** START OF DATA TO PROCESS **

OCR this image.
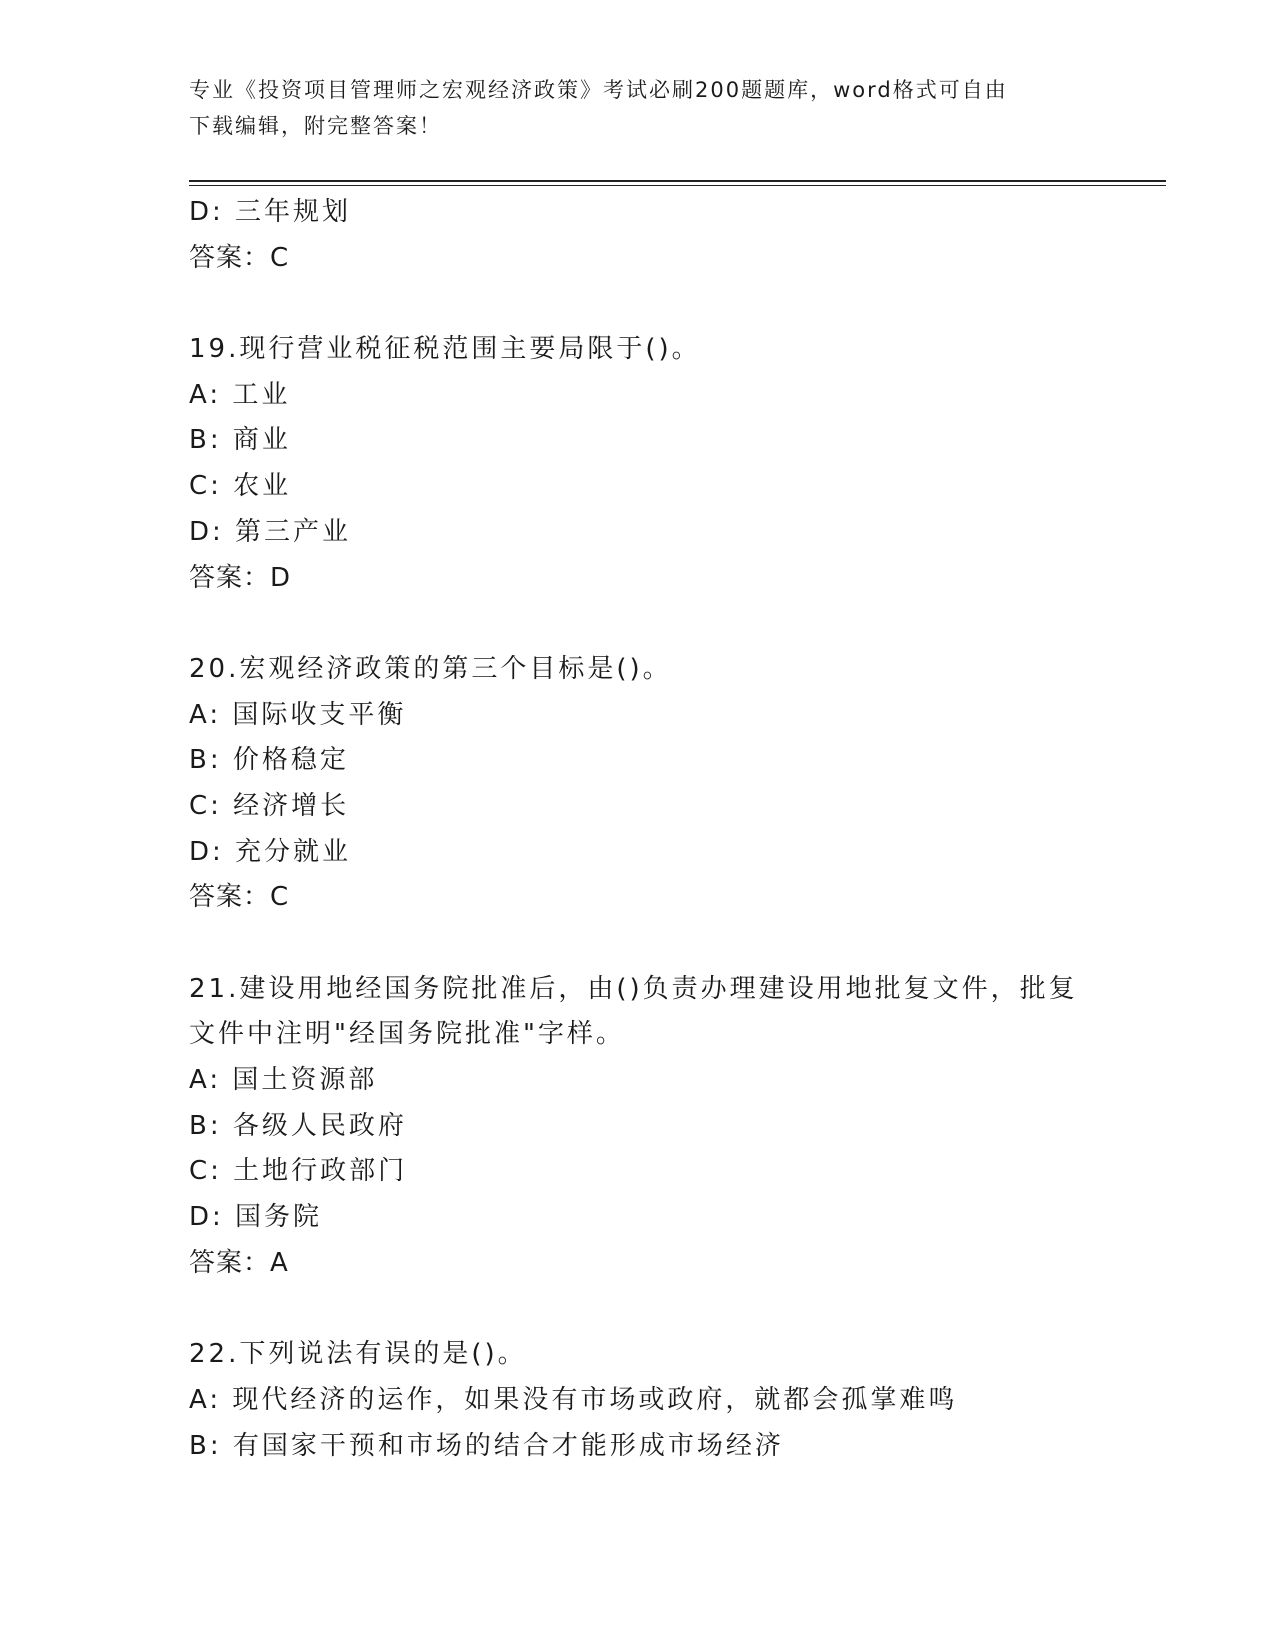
专业《投资项目管理师之宏观经济政策》考试必刷200题题库，word格式可自由
下载编辑，附完整答案！
D: 三年规划
答案：C
19.现行营业税征税范围主要局限于()。
A: 工业
B: 商业
C: 农业
D: 第三产业
答案：D
20.宏观经济政策的第三个目标是()。
A: 国际收支平衡
B: 价格稳定
C: 经济增长
D: 充分就业
答案：C
21.建设用地经国务院批准后，由()负责办理建设用地批复文件，批复
文件中注明"经国务院批准"字样。
A: 国土资源部
B: 各级人民政府
C: 土地行政部门
D: 国务院
答案：A
22.下列说法有误的是()。
A: 现代经济的运作，如果没有市场或政府，就都会孤掌难鸣
B: 有国家干预和市场的结合才能形成市场经济
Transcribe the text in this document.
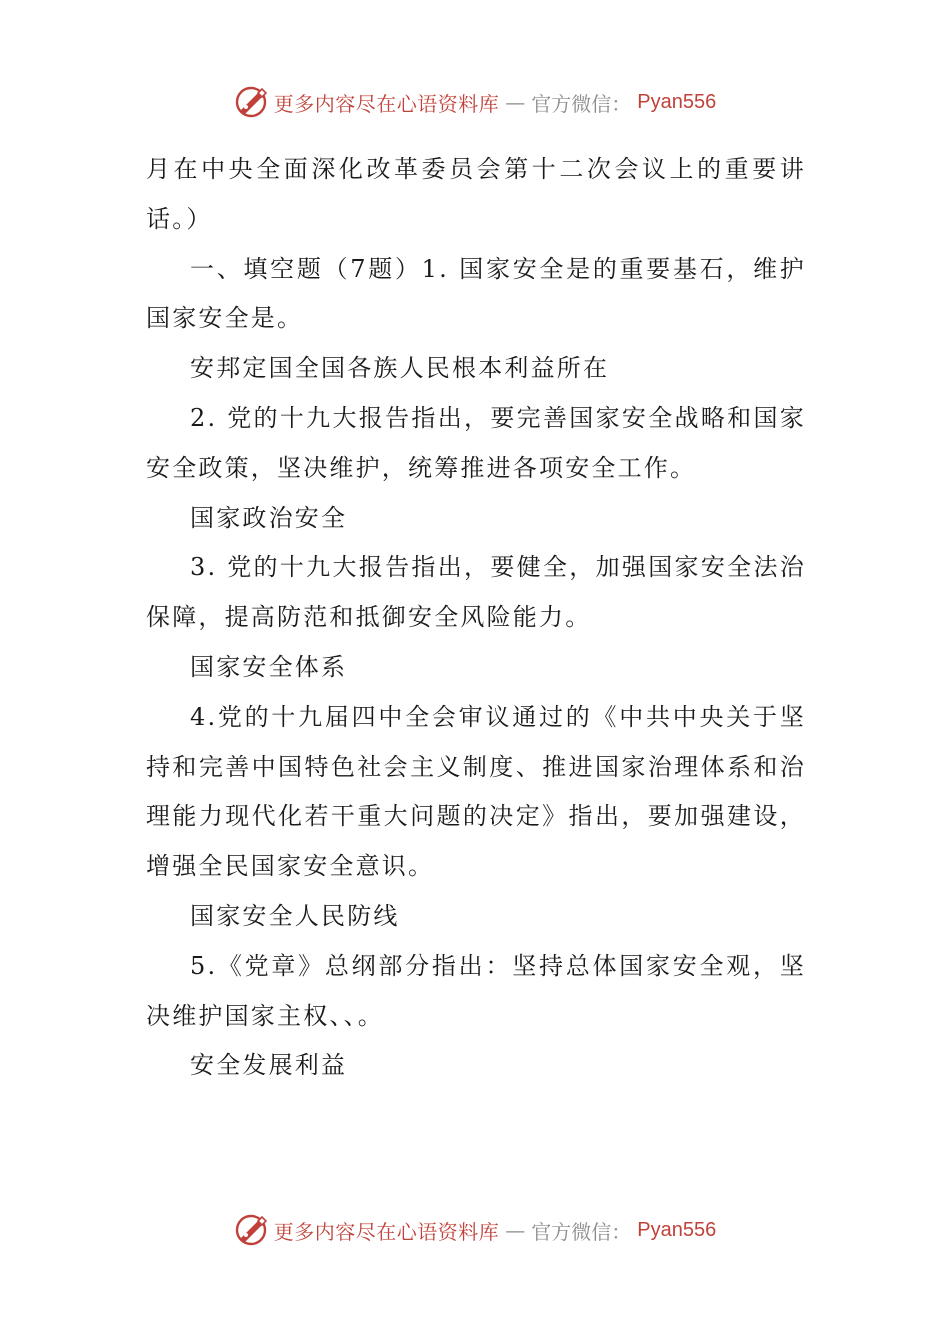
更多内容尽在心语资料库 — 官方微信： Pyan556

月在中央全面深化改革委员会第十二次会议上的重要讲话。）

一、填空题（7题）1. 国家安全是的重要基石，维护国家安全是。

安邦定国全国各族人民根本利益所在

2. 党的十九大报告指出，要完善国家安全战略和国家安全政策，坚决维护，统筹推进各项安全工作。

国家政治安全

3. 党的十九大报告指出，要健全，加强国家安全法治保障，提高防范和抵御安全风险能力。

国家安全体系

4.党的十九届四中全会审议通过的《中共中央关于坚持和完善中国特色社会主义制度、推进国家治理体系和治理能力现代化若干重大问题的决定》指出，要加强建设，增强全民国家安全意识。

国家安全人民防线

5.《党章》总纲部分指出：坚持总体国家安全观，坚决维护国家主权、、。

安全发展利益

更多内容尽在心语资料库 — 官方微信： Pyan556
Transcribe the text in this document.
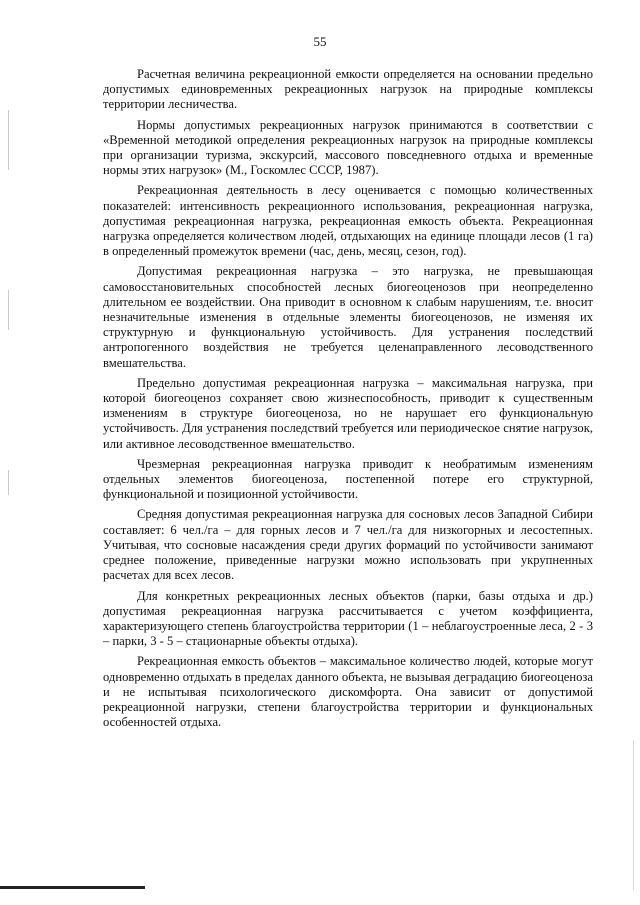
55

Расчетная величина рекреационной емкости определяется на основании предельно допустимых единовременных рекреационных нагрузок на природные комплексы территории лесничества.

Нормы допустимых рекреационных нагрузок принимаются в соответствии с «Временной методикой определения рекреационных нагрузок на природные комплексы при организации туризма, экскурсий, массового повседневного отдыха и временные нормы этих нагрузок» (М., Госкомлес СССР, 1987).

Рекреационная деятельность в лесу оценивается с помощью количественных показателей: интенсивность рекреационного использования, рекреационная нагрузка, допустимая рекреационная нагрузка, рекреационная емкость объекта. Рекреационная нагрузка определяется количеством людей, отдыхающих на единице площади лесов (1 га) в определенный промежуток времени (час, день, месяц, сезон, год).

Допустимая рекреационная нагрузка – это нагрузка, не превышающая самовосстановительных способностей лесных биогеоценозов при неопределенно длительном ее воздействии. Она приводит в основном к слабым нарушениям, т.е. вносит незначительные изменения в отдельные элементы биогеоценозов, не изменяя их структурную и функциональную устойчивость. Для устранения последствий антропогенного воздействия не требуется целенаправленного лесоводственного вмешательства.

Предельно допустимая рекреационная нагрузка – максимальная нагрузка, при которой биогеоценоз сохраняет свою жизнеспособность, приводит к существенным изменениям в структуре биогеоценоза, но не нарушает его функциональную устойчивость. Для устранения последствий требуется или периодическое снятие нагрузок, или активное лесоводственное вмешательство.

Чрезмерная рекреационная нагрузка приводит к необратимым изменениям отдельных элементов биогеоценоза, постепенной потере его структурной, функциональной и позиционной устойчивости.

Средняя допустимая рекреационная нагрузка для сосновых лесов Западной Сибири составляет: 6 чел./га – для горных лесов и 7 чел./га для низкогорных и лесостепных. Учитывая, что сосновые насаждения среди других формаций по устойчивости занимают среднее положение, приведенные нагрузки можно использовать при укрупненных расчетах для всех лесов.

Для конкретных рекреационных лесных объектов (парки, базы отдыха и др.) допустимая рекреационная нагрузка рассчитывается с учетом коэффициента, характеризующего степень благоустройства территории (1 – неблагоустроенные леса, 2 - 3 – парки, 3 - 5 – стационарные объекты отдыха).

Рекреационная емкость объектов – максимальное количество людей, которые могут одновременно отдыхать в пределах данного объекта, не вызывая деградацию биогеоценоза и не испытывая психологического дискомфорта. Она зависит от допустимой рекреационной нагрузки, степени благоустройства территории и функциональных особенностей отдыха.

** END OF DATA TO PROCESS **

§ **EXERCISE TASK**: Using the material above, copy every line in which the string "емкость" occurs.

§ **RESPONSE TO THIS EXERCISE**:
Рекреационная деятельность в лесу оценивается с помощью количественных показателей: интенсивность рекреационного использования, рекреационная нагрузка, допустимая рекреационная нагрузка, рекреационная емкость объекта. Рекреационная нагрузка определяется количеством людей, отдыхающих на единице площади лесов (1 га) в определенный промежуток времени (час, день, месяц, сезон, год).
Рекреационная емкость объектов – максимальное количество людей, которые могут одновременно отдыхать в пределах данного объекта, не вызывая деградацию биогеоценоза и не испытывая психологического дискомфорта. Она зависит от допустимой рекреационной нагрузки, степени благоустройства территории и функциональных особенностей отдыха.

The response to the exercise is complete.